[Saved entries]
>>>>

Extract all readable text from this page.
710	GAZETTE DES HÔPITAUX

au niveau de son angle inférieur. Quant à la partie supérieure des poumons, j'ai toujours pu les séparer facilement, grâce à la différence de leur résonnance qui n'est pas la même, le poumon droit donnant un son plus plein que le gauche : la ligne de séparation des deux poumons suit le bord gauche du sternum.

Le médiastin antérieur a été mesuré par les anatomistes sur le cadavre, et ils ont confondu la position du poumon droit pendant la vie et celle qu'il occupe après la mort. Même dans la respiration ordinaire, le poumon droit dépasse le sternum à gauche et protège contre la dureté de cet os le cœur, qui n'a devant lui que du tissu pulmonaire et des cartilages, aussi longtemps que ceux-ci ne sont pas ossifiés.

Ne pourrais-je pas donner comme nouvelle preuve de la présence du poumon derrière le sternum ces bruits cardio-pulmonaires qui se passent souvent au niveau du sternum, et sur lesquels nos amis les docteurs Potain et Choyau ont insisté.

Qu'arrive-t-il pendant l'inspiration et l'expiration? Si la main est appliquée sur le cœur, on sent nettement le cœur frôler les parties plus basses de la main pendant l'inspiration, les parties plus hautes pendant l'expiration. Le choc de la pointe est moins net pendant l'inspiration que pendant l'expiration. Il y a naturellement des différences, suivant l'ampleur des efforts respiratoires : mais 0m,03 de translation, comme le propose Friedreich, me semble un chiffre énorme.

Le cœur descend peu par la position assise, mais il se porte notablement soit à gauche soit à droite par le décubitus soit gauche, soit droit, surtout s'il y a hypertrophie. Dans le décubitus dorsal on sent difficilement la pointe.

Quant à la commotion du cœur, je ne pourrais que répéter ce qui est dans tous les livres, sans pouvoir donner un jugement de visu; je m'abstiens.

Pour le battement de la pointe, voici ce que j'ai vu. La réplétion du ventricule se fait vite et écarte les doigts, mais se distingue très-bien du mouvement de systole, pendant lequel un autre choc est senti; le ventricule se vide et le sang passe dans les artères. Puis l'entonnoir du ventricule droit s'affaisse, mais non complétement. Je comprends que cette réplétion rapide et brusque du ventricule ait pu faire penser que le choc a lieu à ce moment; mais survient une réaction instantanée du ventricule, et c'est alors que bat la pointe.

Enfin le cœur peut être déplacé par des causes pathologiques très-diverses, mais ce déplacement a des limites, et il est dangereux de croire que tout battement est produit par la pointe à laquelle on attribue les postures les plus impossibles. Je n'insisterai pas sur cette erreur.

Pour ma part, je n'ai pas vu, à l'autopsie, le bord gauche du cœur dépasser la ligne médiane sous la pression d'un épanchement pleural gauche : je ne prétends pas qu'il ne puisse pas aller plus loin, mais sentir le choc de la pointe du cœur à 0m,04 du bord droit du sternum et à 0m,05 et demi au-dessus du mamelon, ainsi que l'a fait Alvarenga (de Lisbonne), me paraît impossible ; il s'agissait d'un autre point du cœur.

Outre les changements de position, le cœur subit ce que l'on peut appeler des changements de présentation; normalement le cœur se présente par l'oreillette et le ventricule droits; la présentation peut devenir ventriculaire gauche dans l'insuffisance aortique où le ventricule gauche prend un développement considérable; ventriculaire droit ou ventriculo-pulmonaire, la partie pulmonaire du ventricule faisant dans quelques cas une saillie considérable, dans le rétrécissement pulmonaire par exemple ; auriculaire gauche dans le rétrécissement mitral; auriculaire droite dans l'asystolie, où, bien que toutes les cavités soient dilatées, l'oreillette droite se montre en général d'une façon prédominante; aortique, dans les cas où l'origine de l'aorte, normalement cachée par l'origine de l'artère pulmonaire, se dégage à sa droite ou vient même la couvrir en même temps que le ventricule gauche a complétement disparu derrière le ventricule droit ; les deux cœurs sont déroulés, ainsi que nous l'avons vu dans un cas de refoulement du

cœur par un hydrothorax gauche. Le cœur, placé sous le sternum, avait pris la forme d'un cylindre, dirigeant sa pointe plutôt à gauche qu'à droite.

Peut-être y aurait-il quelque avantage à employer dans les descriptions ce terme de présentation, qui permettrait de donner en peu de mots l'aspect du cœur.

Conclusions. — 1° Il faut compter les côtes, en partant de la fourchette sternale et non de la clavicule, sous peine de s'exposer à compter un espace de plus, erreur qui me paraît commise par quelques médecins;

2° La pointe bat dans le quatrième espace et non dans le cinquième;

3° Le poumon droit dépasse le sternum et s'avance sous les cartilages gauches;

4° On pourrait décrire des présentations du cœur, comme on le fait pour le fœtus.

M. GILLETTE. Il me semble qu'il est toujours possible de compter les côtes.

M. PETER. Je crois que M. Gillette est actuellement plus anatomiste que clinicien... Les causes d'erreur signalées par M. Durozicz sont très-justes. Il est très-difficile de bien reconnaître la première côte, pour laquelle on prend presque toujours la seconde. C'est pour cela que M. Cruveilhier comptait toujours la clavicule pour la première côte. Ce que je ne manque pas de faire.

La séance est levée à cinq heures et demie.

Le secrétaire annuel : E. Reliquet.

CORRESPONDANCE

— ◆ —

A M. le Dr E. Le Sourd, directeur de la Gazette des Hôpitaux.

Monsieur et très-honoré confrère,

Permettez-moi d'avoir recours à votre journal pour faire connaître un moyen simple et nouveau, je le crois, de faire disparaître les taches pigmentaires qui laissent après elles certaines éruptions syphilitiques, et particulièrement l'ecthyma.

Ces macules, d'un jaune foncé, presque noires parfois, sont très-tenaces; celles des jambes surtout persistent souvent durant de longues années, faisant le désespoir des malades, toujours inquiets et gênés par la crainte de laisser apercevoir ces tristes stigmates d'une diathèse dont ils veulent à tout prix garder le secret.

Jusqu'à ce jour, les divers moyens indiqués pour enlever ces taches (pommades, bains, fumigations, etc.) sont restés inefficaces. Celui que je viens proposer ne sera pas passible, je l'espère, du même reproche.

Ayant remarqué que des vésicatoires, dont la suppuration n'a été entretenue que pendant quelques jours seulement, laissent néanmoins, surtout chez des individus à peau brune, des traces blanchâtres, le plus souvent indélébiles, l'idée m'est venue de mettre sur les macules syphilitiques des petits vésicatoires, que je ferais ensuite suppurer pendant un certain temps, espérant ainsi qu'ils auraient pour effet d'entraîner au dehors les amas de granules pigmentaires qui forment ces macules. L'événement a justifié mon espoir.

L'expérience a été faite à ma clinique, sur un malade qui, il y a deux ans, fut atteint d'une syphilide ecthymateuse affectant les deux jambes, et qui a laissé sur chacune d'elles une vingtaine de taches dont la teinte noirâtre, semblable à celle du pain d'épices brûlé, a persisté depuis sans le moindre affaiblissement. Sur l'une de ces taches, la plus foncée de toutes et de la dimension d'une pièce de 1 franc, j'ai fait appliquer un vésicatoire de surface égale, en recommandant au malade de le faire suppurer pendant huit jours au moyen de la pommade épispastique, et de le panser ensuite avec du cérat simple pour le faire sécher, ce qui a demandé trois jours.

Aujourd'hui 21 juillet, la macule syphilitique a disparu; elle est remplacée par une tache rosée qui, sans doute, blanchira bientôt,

<<<<
>>>>

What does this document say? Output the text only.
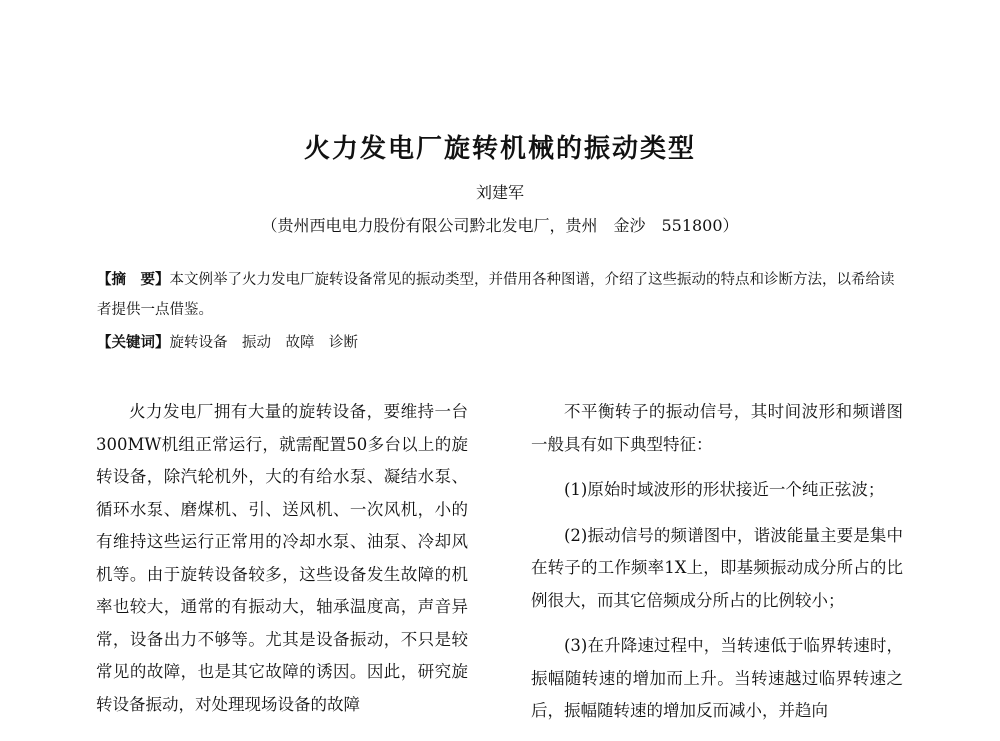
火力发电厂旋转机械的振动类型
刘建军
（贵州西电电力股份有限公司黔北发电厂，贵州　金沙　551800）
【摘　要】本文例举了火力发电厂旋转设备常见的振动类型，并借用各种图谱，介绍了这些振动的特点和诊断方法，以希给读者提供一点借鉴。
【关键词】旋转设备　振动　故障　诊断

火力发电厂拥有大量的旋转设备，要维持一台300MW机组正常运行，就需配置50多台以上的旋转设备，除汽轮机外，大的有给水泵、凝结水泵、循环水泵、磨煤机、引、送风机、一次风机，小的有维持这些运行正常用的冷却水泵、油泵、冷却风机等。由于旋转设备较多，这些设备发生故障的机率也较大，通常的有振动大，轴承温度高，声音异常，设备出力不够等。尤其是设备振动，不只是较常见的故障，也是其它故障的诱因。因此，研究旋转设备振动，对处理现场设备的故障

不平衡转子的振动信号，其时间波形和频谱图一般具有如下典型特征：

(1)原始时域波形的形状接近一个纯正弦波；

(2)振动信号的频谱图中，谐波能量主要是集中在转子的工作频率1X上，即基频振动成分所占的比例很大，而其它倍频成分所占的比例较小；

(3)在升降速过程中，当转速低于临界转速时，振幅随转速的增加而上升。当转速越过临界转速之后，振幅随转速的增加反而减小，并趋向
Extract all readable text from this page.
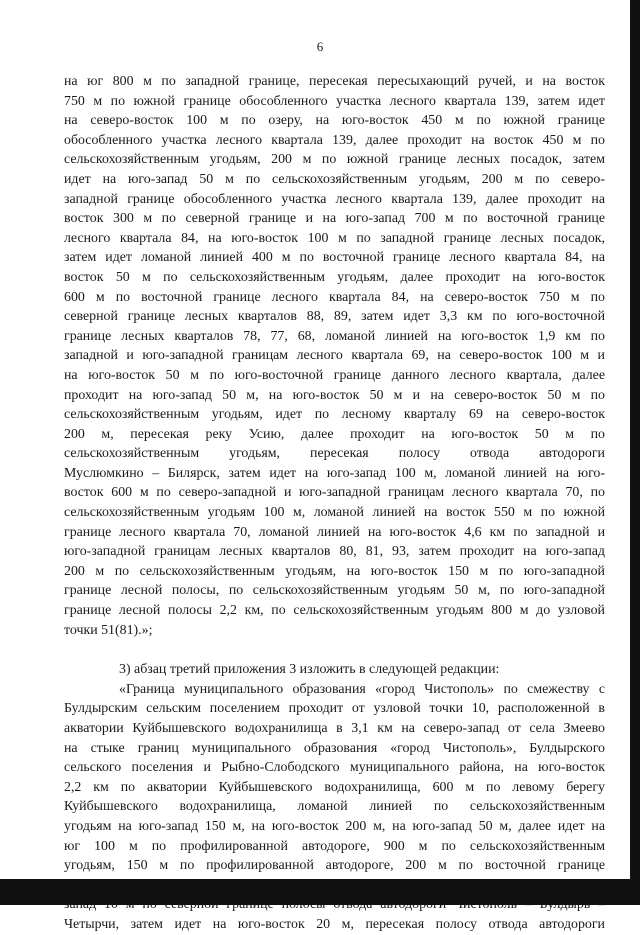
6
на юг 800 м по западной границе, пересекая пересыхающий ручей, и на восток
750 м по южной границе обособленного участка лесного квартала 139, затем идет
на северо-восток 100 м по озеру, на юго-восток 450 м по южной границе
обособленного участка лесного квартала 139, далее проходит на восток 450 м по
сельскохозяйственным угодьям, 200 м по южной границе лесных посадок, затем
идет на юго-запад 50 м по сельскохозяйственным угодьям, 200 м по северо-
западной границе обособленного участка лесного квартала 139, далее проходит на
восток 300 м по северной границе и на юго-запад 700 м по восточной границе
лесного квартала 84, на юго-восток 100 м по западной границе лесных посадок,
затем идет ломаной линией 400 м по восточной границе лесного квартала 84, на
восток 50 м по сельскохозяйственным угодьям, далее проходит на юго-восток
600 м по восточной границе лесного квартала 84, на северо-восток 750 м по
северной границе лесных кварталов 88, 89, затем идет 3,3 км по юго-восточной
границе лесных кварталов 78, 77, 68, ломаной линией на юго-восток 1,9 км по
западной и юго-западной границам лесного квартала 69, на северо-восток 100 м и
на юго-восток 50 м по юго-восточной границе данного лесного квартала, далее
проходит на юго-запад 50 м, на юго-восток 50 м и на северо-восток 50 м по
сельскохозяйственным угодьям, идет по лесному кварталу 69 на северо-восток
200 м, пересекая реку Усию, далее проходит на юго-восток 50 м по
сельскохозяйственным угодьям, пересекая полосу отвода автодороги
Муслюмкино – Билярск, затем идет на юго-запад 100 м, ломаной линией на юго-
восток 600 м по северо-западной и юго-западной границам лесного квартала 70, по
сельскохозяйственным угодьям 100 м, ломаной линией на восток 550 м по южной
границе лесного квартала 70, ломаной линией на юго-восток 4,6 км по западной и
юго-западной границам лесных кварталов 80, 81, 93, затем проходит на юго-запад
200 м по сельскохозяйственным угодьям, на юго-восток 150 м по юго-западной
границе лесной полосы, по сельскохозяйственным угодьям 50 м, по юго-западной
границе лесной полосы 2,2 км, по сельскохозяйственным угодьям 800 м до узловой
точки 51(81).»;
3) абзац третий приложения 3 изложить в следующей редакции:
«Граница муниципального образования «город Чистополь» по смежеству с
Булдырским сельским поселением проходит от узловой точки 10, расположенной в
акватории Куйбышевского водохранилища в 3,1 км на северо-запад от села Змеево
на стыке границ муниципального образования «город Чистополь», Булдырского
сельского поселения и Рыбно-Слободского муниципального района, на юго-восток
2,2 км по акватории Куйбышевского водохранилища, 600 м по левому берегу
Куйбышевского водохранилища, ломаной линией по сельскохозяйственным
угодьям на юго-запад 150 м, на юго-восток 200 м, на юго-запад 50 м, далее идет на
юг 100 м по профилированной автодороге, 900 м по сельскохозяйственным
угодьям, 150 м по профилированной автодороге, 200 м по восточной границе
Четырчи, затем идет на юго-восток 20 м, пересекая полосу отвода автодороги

<<<<
>>>>

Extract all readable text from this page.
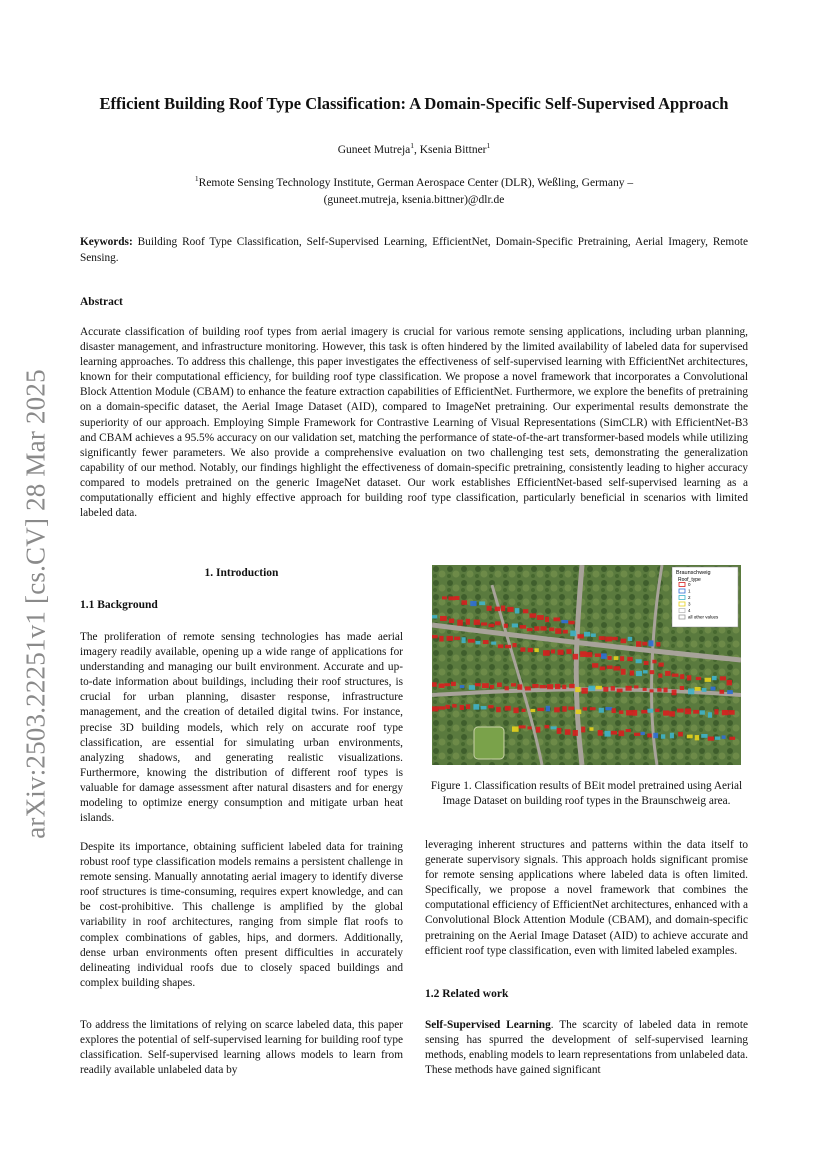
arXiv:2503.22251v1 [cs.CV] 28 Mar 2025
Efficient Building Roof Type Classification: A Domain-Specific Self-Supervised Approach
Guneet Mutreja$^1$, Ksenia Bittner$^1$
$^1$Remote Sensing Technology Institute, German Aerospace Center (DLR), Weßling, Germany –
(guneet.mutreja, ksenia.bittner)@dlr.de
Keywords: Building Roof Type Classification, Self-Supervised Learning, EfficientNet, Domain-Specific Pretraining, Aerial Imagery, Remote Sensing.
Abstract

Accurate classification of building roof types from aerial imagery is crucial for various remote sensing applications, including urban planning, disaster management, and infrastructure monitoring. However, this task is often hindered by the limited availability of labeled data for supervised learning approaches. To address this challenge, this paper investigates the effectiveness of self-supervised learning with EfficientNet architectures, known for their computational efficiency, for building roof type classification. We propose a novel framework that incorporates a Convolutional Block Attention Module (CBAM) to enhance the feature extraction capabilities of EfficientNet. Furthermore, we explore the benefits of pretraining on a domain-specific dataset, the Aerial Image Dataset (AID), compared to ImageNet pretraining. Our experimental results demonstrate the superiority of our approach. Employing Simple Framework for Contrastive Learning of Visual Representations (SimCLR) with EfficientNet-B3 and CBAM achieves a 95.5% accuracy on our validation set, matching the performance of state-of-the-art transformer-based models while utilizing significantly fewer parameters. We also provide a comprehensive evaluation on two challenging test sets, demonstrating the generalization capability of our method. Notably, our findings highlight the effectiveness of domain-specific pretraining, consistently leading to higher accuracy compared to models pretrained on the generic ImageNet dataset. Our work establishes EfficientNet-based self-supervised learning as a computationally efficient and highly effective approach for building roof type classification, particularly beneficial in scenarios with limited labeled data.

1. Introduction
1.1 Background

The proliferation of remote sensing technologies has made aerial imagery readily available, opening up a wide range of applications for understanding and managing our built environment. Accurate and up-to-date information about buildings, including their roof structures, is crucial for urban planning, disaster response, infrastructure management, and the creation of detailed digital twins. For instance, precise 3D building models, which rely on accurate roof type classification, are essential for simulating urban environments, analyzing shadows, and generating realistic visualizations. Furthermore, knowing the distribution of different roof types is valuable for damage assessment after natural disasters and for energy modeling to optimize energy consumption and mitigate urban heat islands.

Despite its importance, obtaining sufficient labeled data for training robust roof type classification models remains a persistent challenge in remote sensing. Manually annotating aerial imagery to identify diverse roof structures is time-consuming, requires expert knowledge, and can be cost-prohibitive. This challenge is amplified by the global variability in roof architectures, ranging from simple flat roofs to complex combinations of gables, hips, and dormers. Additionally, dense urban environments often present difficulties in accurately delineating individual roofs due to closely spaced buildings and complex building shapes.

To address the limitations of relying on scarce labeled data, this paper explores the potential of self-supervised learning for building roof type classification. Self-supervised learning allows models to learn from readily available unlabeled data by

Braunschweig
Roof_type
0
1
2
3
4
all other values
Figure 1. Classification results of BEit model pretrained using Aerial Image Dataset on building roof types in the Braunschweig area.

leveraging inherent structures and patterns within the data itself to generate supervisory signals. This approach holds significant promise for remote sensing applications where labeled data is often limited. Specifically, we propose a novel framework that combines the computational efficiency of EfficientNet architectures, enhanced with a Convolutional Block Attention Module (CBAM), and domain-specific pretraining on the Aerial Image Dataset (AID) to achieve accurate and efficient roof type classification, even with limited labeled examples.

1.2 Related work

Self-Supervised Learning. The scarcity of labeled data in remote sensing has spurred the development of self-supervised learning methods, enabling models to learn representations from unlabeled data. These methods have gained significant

<<<<

▶ **The problem**: Among the records above, find each line holding the string "город" and pull it out.

▶ **The completed task**:
«Граница муниципального образования «город Чистополь» по смежеству с
на стыке границ муниципального образования «город Чистополь», Булдырского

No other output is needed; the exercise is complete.